:: THE EXERCISE ::
Give back each entry unchanged, minus pictures.

** Start of GIVEN DATA **

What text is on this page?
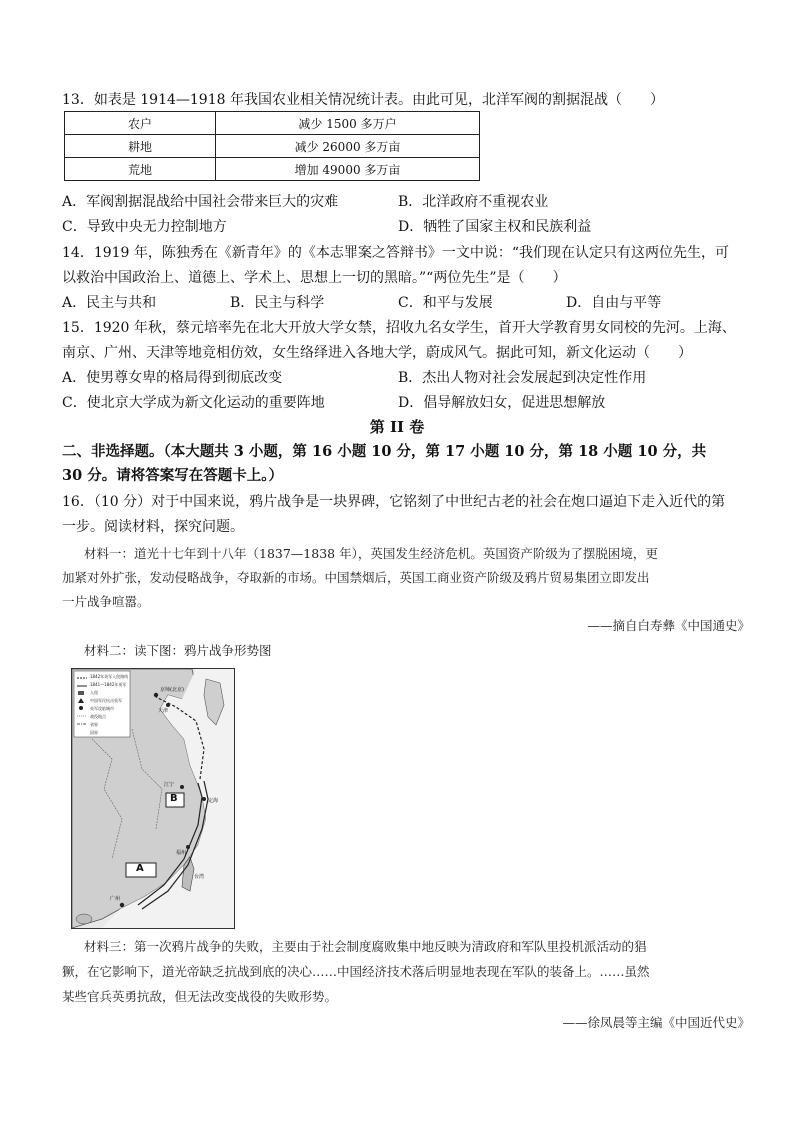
13．如表是 1914—1918 年我国农业相关情况统计表。由此可见，北洋军阀的割据混战（　　）
农户	减少 1500 多万户
耕地	减少 26000 多万亩
荒地	增加 49000 多万亩
A．军阀割据混战给中国社会带来巨大的灾难	B．北洋政府不重视农业
C．导致中央无力控制地方	D．牺牲了国家主权和民族利益
14．1919 年，陈独秀在《新青年》的《本志罪案之答辩书》一文中说：“我们现在认定只有这两位先生，可
以救治中国政治上、道德上、学术上、思想上一切的黑暗。”“两位先生”是（　　）
A．民主与共和	B．民主与科学	C．和平与发展	D．自由与平等
15．1920 年秋，蔡元培率先在北大开放大学女禁，招收九名女学生，首开大学教育男女同校的先河。上海、
南京、广州、天津等地竞相仿效，女生络绎进入各地大学，蔚成风气。据此可知，新文化运动（　　）
A．使男尊女卑的格局得到彻底改变	B．杰出人物对社会发展起到决定性作用
C．使北京大学成为新文化运动的重要阵地	D．倡导解放妇女，促进思想解放
第 II 卷
二、非选择题。（本大题共 3 小题，第 16 小题 10 分，第 17 小题 10 分，第 18 小题 10 分，共
30 分。请将答案写在答题卡上。）
16．（10 分）对于中国来说，鸦片战争是一块界碑，它铭刻了中世纪古老的社会在炮口逼迫下走入近代的第
一步。阅读材料，探究问题。
材料一：道光十七年到十八年（1837—1838 年），英国发生经济危机。英国资产阶级为了摆脱困境，更
加紧对外扩张，发动侵略战争，夺取新的市场。中国禁烟后，英国工商业资产阶级及鸦片贸易集团立即发出
一片战争喧嚣。
——摘自白寿彝《中国通史》
材料二：读下图：鸦片战争形势图
1842年英军入侵路线
1841—1842年英军入侵
中国军民抗击英军
英军攻陷城市
战役地点
省界
国界
京师(北京)
天津
江宁
定海
福州
广州
台湾
B
A
材料三：第一次鸦片战争的失败，主要由于社会制度腐败集中地反映为清政府和军队里投机派活动的猖
獗，在它影响下，道光帝缺乏抗战到底的决心……中国经济技术落后明显地表现在军队的装备上。……虽然
某些官兵英勇抗敌，但无法改变战役的失败形势。
——徐凤晨等主编《中国近代史》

** End of GIVEN DATA **

:: PROBLEM SOLUTION ::
What text is on this page?
13．如表是 1914—1918 年我国农业相关情况统计表。由此可见，北洋军阀的割据混战（　　）
农户	减少 1500 多万户
耕地	减少 26000 多万亩
荒地	增加 49000 多万亩
A．军阀割据混战给中国社会带来巨大的灾难	B．北洋政府不重视农业
C．导致中央无力控制地方	D．牺牲了国家主权和民族利益
14．1919 年，陈独秀在《新青年》的《本志罪案之答辩书》一文中说：“我们现在认定只有这两位先生，可
以救治中国政治上、道德上、学术上、思想上一切的黑暗。”“两位先生”是（　　）
A．民主与共和	B．民主与科学	C．和平与发展	D．自由与平等
15．1920 年秋，蔡元培率先在北大开放大学女禁，招收九名女学生，首开大学教育男女同校的先河。上海、
南京、广州、天津等地竞相仿效，女生络绎进入各地大学，蔚成风气。据此可知，新文化运动（　　）
A．使男尊女卑的格局得到彻底改变	B．杰出人物对社会发展起到决定性作用
C．使北京大学成为新文化运动的重要阵地	D．倡导解放妇女，促进思想解放
第 II 卷
二、非选择题。（本大题共 3 小题，第 16 小题 10 分，第 17 小题 10 分，第 18 小题 10 分，共
30 分。请将答案写在答题卡上。）
16．（10 分）对于中国来说，鸦片战争是一块界碑，它铭刻了中世纪古老的社会在炮口逼迫下走入近代的第
一步。阅读材料，探究问题。
材料一：道光十七年到十八年（1837—1838 年），英国发生经济危机。英国资产阶级为了摆脱困境，更
加紧对外扩张，发动侵略战争，夺取新的市场。中国禁烟后，英国工商业资产阶级及鸦片贸易集团立即发出
一片战争喧嚣。
——摘自白寿彝《中国通史》
材料二：读下图：鸦片战争形势图
1842年英军入侵路线
1841—1842年英军入侵
中国军民抗击英军
英军攻陷城市
战役地点
省界
国界
京师(北京)
天津
江宁
定海
福州
广州
台湾
B
A
材料三：第一次鸦片战争的失败，主要由于社会制度腐败集中地反映为清政府和军队里投机派活动的猖
獗，在它影响下，道光帝缺乏抗战到底的决心……中国经济技术落后明显地表现在军队的装备上。……虽然
某些官兵英勇抗敌，但无法改变战役的失败形势。
——徐凤晨等主编《中国近代史》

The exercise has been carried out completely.